* [What to do]
Within the listing, each line that has the string "title" should be copied.

"""

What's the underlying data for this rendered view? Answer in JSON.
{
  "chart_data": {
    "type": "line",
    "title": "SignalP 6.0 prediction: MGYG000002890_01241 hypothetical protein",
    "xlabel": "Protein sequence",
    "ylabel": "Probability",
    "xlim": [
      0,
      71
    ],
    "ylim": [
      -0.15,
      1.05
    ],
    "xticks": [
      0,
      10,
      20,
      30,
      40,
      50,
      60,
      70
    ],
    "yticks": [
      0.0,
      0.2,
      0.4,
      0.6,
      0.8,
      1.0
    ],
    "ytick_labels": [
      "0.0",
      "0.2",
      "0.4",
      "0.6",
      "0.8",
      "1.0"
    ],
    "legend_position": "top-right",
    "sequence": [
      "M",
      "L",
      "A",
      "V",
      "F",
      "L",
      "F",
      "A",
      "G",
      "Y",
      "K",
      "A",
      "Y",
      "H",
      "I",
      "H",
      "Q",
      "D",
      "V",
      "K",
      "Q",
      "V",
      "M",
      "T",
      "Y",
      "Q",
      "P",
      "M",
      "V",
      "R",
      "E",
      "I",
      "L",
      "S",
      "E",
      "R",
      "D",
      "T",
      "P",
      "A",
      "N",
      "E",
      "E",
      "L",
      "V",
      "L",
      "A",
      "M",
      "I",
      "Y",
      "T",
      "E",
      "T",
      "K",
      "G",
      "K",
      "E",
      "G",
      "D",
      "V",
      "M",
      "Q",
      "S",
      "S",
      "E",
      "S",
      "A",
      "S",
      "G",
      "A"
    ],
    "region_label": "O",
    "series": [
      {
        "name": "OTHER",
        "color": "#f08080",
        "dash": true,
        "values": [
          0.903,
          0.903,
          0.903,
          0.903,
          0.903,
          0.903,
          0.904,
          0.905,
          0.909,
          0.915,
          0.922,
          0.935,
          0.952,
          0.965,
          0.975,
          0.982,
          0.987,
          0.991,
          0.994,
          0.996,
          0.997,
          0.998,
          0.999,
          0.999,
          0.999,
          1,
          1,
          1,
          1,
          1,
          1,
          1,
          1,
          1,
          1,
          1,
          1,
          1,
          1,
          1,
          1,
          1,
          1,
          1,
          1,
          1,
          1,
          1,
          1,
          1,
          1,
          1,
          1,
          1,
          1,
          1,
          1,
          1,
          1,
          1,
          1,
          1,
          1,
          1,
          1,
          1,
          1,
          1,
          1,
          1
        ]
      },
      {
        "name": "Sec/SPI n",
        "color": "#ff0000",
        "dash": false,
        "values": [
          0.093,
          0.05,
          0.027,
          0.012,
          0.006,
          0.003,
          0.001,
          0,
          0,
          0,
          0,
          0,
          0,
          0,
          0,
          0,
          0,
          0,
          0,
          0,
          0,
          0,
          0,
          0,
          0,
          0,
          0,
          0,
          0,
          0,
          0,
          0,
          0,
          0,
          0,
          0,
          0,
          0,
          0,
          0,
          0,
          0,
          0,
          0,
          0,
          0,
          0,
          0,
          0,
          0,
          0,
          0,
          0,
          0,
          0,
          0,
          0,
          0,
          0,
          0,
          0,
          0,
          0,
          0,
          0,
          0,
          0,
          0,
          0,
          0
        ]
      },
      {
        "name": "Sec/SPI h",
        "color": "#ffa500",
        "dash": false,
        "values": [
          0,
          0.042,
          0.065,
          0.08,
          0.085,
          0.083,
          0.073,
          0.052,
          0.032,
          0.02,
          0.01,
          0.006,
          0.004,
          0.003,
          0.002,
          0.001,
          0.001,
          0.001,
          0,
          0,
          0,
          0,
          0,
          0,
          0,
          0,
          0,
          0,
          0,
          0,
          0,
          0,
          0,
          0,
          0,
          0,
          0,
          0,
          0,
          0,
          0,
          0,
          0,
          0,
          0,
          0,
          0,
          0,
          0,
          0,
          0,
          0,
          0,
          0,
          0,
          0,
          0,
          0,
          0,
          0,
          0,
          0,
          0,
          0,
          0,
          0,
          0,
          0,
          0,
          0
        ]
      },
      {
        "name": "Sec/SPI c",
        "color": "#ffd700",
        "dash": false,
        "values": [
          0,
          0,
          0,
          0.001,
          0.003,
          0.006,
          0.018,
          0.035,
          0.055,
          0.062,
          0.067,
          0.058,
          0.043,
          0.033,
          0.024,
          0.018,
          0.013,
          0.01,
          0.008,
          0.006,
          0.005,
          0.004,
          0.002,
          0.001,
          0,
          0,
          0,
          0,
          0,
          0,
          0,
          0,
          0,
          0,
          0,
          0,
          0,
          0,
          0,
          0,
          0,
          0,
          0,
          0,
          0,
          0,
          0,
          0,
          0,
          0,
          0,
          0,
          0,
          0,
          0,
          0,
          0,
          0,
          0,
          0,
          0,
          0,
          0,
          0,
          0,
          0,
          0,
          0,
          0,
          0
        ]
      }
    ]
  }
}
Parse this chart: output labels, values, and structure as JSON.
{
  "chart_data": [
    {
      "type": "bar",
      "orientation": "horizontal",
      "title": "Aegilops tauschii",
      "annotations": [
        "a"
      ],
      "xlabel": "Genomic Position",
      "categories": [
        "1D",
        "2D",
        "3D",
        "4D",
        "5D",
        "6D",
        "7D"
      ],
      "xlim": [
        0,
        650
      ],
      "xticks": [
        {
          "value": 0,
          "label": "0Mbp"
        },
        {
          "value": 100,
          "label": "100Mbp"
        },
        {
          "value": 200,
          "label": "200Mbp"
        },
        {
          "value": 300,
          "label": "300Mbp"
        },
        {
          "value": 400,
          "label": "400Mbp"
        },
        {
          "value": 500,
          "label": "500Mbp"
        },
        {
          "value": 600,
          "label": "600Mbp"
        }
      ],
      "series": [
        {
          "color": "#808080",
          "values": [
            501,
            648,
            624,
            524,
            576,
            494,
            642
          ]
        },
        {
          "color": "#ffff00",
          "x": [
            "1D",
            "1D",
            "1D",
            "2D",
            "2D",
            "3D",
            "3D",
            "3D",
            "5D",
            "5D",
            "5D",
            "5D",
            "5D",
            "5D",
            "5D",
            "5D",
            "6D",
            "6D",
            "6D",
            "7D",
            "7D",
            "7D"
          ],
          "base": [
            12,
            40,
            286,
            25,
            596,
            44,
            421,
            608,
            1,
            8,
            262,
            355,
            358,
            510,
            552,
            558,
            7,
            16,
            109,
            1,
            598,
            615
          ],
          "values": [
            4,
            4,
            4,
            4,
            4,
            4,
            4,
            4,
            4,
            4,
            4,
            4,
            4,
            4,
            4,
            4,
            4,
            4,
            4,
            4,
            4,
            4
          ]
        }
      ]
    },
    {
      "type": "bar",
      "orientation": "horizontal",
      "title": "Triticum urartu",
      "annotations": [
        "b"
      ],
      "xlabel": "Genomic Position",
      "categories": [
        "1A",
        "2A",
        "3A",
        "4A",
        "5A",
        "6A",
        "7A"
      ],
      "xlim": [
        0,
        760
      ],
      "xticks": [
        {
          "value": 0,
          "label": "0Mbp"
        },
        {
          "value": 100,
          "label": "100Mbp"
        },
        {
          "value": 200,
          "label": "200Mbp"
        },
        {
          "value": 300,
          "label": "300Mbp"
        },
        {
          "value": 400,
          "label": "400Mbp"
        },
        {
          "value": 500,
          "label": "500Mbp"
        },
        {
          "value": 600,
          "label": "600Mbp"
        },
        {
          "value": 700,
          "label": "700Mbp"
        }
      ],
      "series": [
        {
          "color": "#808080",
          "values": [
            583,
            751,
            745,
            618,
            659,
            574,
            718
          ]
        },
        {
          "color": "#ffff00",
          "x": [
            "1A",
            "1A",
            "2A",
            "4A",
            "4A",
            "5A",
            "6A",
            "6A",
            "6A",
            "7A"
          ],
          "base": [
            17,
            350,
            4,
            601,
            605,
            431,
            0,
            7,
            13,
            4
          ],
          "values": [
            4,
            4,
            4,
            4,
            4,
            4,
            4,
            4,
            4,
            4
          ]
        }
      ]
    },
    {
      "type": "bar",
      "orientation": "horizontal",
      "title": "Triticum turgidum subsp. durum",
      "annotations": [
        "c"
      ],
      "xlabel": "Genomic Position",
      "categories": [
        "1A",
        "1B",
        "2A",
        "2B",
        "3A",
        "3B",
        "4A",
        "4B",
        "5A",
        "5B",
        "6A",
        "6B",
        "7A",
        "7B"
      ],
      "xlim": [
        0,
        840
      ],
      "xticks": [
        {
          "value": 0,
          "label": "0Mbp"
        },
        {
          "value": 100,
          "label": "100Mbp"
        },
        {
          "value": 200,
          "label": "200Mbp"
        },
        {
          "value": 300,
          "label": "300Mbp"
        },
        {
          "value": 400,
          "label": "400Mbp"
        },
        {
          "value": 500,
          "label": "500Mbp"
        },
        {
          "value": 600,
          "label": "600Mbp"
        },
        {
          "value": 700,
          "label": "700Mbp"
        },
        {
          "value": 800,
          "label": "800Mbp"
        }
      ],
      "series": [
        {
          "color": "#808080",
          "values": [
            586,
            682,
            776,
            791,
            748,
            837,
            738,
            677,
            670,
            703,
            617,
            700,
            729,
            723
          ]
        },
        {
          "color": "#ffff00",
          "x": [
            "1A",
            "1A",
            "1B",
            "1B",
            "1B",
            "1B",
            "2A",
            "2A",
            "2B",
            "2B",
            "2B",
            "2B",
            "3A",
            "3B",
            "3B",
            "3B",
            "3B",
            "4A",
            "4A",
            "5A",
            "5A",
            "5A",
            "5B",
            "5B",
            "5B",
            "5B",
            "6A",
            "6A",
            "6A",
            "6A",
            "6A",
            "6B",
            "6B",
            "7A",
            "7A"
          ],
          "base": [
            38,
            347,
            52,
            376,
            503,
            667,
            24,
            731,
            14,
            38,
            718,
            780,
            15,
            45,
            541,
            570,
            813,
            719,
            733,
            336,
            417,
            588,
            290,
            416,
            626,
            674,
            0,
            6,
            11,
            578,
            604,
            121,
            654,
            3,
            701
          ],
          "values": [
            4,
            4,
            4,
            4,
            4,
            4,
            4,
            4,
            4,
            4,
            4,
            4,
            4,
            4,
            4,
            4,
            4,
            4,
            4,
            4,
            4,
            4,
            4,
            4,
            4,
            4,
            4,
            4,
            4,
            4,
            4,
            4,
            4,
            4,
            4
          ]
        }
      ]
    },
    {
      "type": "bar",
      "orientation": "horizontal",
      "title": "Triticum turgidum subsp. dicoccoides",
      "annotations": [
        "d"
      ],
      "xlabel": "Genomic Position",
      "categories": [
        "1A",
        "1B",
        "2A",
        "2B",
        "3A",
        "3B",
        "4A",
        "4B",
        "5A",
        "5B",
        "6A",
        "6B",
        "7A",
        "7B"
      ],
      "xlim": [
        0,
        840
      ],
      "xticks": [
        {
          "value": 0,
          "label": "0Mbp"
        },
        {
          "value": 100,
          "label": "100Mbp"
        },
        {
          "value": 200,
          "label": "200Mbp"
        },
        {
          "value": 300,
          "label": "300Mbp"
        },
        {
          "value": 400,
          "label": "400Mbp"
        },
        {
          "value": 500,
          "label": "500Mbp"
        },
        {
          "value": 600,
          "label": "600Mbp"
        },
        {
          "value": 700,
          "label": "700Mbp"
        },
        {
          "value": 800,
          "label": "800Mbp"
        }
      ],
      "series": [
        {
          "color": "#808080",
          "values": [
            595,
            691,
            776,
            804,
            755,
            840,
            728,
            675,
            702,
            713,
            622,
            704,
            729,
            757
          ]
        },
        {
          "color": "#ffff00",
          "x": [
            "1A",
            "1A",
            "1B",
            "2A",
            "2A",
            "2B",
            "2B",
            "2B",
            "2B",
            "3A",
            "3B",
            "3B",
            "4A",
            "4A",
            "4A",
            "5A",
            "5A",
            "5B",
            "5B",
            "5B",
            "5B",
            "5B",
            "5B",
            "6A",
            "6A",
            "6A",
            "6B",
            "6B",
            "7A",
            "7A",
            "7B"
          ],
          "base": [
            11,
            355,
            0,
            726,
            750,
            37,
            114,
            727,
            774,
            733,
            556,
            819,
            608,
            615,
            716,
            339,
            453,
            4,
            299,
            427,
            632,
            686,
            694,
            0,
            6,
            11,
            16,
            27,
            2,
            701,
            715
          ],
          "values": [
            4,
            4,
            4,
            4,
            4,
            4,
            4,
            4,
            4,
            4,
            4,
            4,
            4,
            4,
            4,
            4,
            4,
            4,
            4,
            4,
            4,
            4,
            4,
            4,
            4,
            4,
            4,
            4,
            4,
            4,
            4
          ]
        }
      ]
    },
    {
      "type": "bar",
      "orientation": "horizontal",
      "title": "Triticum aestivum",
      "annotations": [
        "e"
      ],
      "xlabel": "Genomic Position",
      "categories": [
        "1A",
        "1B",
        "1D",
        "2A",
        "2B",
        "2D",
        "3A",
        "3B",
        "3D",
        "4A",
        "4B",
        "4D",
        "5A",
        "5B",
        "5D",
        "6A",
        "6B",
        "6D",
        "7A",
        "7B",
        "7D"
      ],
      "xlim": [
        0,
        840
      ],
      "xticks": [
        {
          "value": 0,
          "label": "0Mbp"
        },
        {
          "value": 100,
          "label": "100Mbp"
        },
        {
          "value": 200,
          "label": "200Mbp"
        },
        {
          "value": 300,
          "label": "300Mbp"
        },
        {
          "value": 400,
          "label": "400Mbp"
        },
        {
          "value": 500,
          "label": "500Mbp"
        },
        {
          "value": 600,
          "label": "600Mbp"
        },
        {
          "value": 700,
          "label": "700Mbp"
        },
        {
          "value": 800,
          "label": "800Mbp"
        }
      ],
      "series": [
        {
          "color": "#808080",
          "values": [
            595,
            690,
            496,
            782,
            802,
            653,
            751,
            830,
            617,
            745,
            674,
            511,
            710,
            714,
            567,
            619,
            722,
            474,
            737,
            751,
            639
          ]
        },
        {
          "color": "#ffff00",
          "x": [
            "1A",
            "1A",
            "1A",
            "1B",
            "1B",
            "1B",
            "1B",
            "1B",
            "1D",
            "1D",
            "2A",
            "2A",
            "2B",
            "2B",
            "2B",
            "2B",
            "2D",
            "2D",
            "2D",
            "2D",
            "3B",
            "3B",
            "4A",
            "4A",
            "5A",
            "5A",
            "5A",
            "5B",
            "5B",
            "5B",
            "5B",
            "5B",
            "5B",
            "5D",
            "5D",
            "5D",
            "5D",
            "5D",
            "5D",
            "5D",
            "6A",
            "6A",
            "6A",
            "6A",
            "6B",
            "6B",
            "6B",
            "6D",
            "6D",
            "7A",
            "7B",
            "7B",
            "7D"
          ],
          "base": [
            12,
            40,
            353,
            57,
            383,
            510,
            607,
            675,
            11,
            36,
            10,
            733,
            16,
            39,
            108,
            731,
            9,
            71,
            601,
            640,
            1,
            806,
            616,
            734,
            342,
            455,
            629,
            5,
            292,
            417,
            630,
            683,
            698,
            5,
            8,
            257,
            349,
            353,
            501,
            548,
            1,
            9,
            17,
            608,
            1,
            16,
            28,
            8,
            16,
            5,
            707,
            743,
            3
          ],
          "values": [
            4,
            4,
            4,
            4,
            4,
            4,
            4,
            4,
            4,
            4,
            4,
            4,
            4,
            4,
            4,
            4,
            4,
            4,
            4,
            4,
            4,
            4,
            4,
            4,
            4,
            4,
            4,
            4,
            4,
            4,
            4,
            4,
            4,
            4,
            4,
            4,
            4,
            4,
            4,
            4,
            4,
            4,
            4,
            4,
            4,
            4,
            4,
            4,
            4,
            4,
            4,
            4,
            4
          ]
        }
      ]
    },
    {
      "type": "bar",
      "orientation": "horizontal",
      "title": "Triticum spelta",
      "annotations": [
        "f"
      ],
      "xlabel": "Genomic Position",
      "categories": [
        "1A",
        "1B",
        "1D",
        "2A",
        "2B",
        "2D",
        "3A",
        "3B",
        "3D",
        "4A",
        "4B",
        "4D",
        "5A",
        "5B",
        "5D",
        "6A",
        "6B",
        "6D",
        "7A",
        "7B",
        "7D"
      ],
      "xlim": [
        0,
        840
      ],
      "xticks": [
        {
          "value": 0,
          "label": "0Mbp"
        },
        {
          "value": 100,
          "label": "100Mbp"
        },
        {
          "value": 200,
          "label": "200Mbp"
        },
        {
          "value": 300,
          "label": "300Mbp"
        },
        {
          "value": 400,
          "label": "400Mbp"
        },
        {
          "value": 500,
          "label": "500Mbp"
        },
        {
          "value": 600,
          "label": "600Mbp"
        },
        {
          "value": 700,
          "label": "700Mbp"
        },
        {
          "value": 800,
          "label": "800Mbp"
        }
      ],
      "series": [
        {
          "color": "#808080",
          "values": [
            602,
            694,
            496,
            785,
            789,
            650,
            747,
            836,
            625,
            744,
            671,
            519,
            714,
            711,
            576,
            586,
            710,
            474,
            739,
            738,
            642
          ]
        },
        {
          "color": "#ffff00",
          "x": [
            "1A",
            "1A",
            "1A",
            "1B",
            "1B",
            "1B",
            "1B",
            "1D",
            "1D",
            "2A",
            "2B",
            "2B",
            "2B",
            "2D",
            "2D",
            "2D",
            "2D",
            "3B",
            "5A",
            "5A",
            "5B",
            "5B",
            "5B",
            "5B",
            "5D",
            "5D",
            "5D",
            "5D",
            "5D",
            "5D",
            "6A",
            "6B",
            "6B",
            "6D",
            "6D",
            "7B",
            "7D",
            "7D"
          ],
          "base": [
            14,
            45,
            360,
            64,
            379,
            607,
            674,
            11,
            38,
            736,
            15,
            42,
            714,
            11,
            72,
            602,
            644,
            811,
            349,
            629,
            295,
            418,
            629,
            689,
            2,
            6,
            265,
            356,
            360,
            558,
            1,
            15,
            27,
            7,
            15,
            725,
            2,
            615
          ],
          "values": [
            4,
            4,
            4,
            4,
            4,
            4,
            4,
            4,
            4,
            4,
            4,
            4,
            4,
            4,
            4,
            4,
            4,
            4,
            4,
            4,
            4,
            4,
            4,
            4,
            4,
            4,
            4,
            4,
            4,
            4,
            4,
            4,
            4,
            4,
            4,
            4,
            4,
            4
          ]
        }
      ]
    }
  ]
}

"""

* [Answer to this task]
    "title": "SignalP 6.0 prediction: MGYG000002890_01241 hypothetical protein",
      "title": "Aegilops tauschii",
      "title": "Triticum urartu",
      "title": "Triticum turgidum subsp. durum",
      "title": "Triticum turgidum subsp. dicoccoides",
      "title": "Triticum aestivum",
      "title": "Triticum spelta",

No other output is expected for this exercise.